Re: an enquiry

B.Kumar@cs.ucl.ac.uk Wed, 25 November 1992 13:07 UTC

Received: from ietf.nri.reston.va.us by IETF.CNRI.Reston.VA.US id aa02664; 25 Nov 92 8:07 EST
Received: from CNRI.RESTON.VA.US by IETF.CNRI.Reston.VA.US id aa02660; 25 Nov 92 8:07 EST
Received: from PIZZA.BBN.COM by CNRI.Reston.VA.US id aa07290; 25 Nov 92 8:08 EST
Received: from pizza by PIZZA.BBN.COM id aa18941; 25 Nov 92 8:03 EST
Received: from BBN.COM by PIZZA.BBN.COM id aa18937; 25 Nov 92 8:01 EST
Received: from bells.cs.ucl.ac.uk by BBN.COM id aa21434; 25 Nov 92 8:01 EST
Received: from sol.cs.ucl.ac.uk by bells.cs.ucl.ac.uk with local SMTP id <g.11446-0@bells.cs.ucl.ac.uk>; Wed, 25 Nov 1992 13:00:36 +0000
To: Yuko Murayama in Tokyo <murayama@nc.u-tokyo.ac.jp>
cc: idpr-wg@bbn.com, motonori@kuis.kyoto-u.ac.jp, sone@hitachi-cable.co.jp, murayama@angora.nc.u-tokyo.ac.jp
Subject: Re: an enquiry
In-reply-to: Your message of "Wed, 25 Nov 92 17:29:36 +0900." <9211250829.AA23845@angora.nc.u-tokyo.ac.jp>
Date: Wed, 25 Nov 92 13:00:30 +0000
Sender: ietf-archive-request@IETF.CNRI.Reston.VA.US
From: B.Kumar@cs.ucl.ac.uk
Message-ID: <9211250808.aa07290@CNRI.Reston.VA.US>

Yuko Murayama writes:

>We have a working group of policy routing at WIDE Project, Japan, 
>starting studying IDPR.
>
>We have a small policy-routing problem which is termed 
>"the Motonori Problem," because it was first defined 
>clearly by Motonori Nakamura at Kyoto University.
>
>The problem is: how can one enforce the preference of transits?
>Suppose that we have two transit ADs, A and B between the source AD X
>and the destination AD Y.  There are more than one interface (VG)
>between A and B as follows:
>
>
>Y1                    AS Y (destination)
>|                  
>---------------------
>|                   |
>|       AS B        |
>|                   |
>---B1----B2----B3----
>   |     |     |
>   |L1   |L2   |L3
>   |     |     |
>---A1----A2----A3----  
>|                   |
>|       AS A        |
>|                   |
>---------------------
>                  |
>                  X1  AS X (source)    
>
>When one at AD X wants to send a message to someone at AD Y,
>how can one say, "packets should go through AD A as much as possible,
>and pass through B as less as possible due to some cost parameter" ?

--------------------

■ TASK REQUIREMENTS
A – From the IDPR email, list every address in its cc line.
B – Pick up the IDPR email right after its final quoted line and continue writing it.

--------------------

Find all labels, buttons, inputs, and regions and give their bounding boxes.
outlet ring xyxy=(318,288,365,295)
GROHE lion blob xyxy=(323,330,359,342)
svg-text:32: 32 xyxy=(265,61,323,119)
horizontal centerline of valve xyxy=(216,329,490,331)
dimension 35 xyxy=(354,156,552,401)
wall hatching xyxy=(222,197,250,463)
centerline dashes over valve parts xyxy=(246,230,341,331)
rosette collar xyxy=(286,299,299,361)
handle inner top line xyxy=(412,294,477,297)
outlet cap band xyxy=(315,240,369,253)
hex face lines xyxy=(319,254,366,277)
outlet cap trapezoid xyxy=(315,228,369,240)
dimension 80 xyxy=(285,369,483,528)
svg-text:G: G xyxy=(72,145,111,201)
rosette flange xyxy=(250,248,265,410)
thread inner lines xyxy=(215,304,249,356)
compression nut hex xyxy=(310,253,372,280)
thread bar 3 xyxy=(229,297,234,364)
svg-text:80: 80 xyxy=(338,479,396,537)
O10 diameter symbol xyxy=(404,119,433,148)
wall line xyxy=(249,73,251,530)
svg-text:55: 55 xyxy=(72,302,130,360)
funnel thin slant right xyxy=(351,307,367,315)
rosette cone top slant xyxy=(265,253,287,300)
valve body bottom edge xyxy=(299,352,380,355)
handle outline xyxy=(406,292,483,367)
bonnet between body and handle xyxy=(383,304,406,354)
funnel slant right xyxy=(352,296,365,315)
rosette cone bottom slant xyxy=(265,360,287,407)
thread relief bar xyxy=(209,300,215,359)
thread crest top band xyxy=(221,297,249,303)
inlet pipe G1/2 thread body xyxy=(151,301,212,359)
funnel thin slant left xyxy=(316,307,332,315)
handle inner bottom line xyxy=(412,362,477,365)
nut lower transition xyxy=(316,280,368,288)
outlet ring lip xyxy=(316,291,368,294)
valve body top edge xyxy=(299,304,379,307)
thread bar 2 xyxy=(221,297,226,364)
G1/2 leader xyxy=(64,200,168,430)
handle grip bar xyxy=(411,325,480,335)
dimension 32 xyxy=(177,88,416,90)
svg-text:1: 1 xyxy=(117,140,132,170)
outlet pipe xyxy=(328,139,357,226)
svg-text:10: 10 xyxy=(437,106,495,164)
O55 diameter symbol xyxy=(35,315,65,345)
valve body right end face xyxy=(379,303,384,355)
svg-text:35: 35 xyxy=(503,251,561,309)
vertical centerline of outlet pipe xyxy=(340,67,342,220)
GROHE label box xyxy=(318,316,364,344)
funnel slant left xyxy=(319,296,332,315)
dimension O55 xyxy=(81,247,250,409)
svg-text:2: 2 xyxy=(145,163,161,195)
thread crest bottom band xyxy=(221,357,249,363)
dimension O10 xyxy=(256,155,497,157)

--------------------

■ RESPONSES TO THE TASKS
A – idpr-wg@bbn.com, motonori@kuis.kyoto-u.ac.jp, sone@hitachi-cable.co.jp, murayama@angora.nc.u-tokyo.ac.jp

B –
I donot get it. If A and B are the two ADs between X and Y, any packet that
is passing through A will also pass through B. This assumes that there is no
other path for A to send packets to Y. If you have more paths, then one set
of traffic can go on route (X,A. (AD other than B).Y) and second type of
traffic can go on route (X,A,B,Y). This would require QoS support in forwarding
to differentiate between two types of traffics. Routers have no mechanism to 
define meaning of term "as much as possible.". Someone has to provide a 
forwarding "hint" to routers (or to route server in case of IDPR). This is 
implementable both with IDPR and BGP/IDRP.

>Does a local route server at X have knowledge on locations of VGs, L1, L2, 
>and L3, so that pakcets from X to Y would take L1?

I am not sure whether IDPR implements it or not. But it is not difficult
to make such "bilateral arrangements" with  AD A and AD B. For example, 
A can always set a flow through link L1 whenever it gets a flow setup request
from AD X. This is for the case of a route setup protocol like IDPR. 
For BGP/IDRP, pl see next paragraph.

>
>Using BGP one could implement this policy to some extent, but not exactly
>because, if my memory is correct, B has to
>advertise each interface with different preference for the sake of A/X...which
>is not necessarily B's own policy.

Actually, this can also be done in BGP and IDRP like protocol using three
different QoS types for the traffic. See use of MULTI-EXIT_DISC attribute in
IDRP for using one of the multiple links in the neighbouring AD. Therefore,
one type of traffic from X can go on link L1, second type of traffic on link
L2 and third type of traffic can go link L3.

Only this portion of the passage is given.